**STATED TASK**:
Exactly reproduce the line containing "Enumerate this screenshot's" together with every line after it, through the end of the entries, and give nothing more.

**RECORDED INFORMATION**:
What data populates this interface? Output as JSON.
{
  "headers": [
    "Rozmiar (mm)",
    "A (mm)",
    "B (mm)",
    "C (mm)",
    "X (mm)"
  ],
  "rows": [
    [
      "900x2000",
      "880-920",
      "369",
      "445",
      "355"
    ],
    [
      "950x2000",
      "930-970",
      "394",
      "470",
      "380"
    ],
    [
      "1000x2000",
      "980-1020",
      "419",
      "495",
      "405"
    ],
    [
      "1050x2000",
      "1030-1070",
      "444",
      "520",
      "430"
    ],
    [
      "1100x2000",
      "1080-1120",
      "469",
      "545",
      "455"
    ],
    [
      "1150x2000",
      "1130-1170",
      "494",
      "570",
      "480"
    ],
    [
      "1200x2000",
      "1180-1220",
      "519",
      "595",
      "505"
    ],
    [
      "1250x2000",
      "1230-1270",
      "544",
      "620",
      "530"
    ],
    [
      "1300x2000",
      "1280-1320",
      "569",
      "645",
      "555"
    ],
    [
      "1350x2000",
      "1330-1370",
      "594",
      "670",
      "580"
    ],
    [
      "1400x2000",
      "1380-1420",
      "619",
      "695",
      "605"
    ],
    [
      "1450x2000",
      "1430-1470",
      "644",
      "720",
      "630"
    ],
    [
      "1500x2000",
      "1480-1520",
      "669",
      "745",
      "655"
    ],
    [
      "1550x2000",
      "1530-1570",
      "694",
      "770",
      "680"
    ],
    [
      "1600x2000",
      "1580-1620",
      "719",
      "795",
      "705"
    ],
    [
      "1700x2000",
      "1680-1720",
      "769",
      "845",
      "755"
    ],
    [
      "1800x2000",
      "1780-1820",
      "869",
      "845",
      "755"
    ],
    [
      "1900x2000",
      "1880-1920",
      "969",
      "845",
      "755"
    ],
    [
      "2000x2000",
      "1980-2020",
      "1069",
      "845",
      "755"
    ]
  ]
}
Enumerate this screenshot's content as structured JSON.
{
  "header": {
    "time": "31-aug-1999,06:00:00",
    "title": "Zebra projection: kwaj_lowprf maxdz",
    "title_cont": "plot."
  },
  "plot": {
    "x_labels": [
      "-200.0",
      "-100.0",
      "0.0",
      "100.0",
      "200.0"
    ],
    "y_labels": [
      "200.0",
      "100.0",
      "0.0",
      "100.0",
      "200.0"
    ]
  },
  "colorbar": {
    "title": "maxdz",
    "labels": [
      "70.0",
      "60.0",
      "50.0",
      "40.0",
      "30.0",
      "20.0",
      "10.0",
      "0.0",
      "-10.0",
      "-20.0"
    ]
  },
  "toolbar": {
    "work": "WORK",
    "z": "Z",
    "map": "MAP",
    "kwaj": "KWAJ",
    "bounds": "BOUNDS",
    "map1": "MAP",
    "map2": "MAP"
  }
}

**FINISHED ANSWER**:
Enumerate this screenshot's content as structured JSON.
{
  "header": {
    "time": "31-aug-1999,06:00:00",
    "title": "Zebra projection: kwaj_lowprf maxdz",
    "title_cont": "plot."
  },
  "plot": {
    "x_labels": [
      "-200.0",
      "-100.0",
      "0.0",
      "100.0",
      "200.0"
    ],
    "y_labels": [
      "200.0",
      "100.0",
      "0.0",
      "100.0",
      "200.0"
    ]
  },
  "colorbar": {
    "title": "maxdz",
    "labels": [
      "70.0",
      "60.0",
      "50.0",
      "40.0",
      "30.0",
      "20.0",
      "10.0",
      "0.0",
      "-10.0",
      "-20.0"
    ]
  },
  "toolbar": {
    "work": "WORK",
    "z": "Z",
    "map": "MAP",
    "kwaj": "KWAJ",
    "bounds": "BOUNDS",
    "map1": "MAP",
    "map2": "MAP"
  }
}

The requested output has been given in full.